*Material*

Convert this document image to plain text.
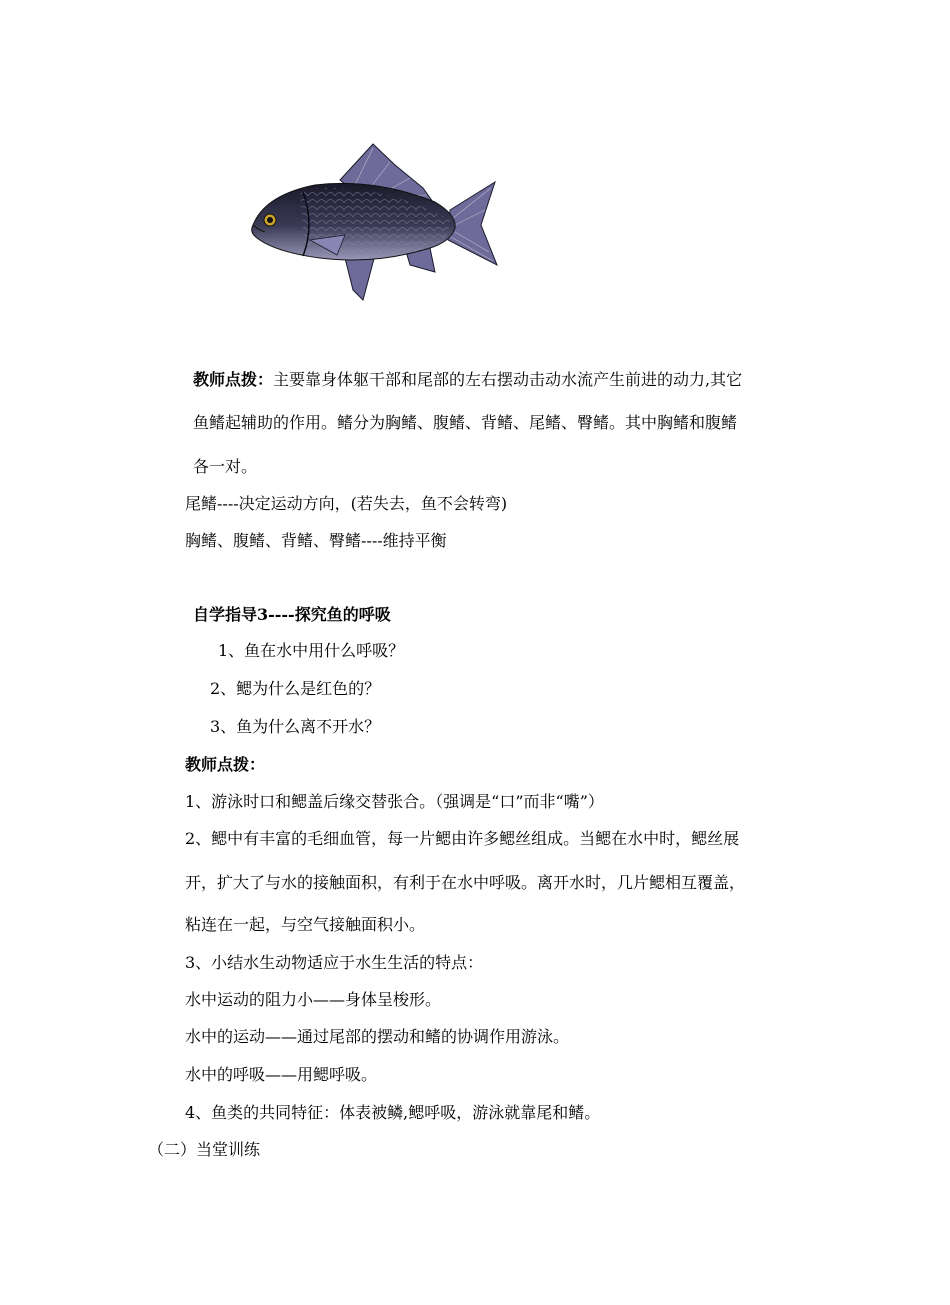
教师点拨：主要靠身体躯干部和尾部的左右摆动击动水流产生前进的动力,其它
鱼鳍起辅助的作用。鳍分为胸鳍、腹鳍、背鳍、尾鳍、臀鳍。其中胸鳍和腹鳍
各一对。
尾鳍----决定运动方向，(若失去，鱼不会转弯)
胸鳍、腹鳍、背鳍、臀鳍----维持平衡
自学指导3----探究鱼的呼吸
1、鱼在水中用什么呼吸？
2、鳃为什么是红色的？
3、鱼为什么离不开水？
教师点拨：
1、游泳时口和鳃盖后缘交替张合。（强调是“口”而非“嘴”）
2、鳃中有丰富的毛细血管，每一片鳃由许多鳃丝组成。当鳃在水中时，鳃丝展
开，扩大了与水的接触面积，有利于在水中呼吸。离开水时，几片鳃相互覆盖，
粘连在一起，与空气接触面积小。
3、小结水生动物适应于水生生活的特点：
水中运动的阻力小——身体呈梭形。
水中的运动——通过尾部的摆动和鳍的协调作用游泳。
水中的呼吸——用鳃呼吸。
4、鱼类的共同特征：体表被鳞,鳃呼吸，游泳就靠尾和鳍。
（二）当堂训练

*Objective*
Every record must be copied exactly, with the pictures left out.

*Completed exercise*
Convert this document image to plain text.
教师点拨：主要靠身体躯干部和尾部的左右摆动击动水流产生前进的动力,其它
鱼鳍起辅助的作用。鳍分为胸鳍、腹鳍、背鳍、尾鳍、臀鳍。其中胸鳍和腹鳍
各一对。
尾鳍----决定运动方向，(若失去，鱼不会转弯)
胸鳍、腹鳍、背鳍、臀鳍----维持平衡
自学指导3----探究鱼的呼吸
1、鱼在水中用什么呼吸？
2、鳃为什么是红色的？
3、鱼为什么离不开水？
教师点拨：
1、游泳时口和鳃盖后缘交替张合。（强调是“口”而非“嘴”）
2、鳃中有丰富的毛细血管，每一片鳃由许多鳃丝组成。当鳃在水中时，鳃丝展
开，扩大了与水的接触面积，有利于在水中呼吸。离开水时，几片鳃相互覆盖，
粘连在一起，与空气接触面积小。
3、小结水生动物适应于水生生活的特点：
水中运动的阻力小——身体呈梭形。
水中的运动——通过尾部的摆动和鳍的协调作用游泳。
水中的呼吸——用鳃呼吸。
4、鱼类的共同特征：体表被鳞,鳃呼吸，游泳就靠尾和鳍。
（二）当堂训练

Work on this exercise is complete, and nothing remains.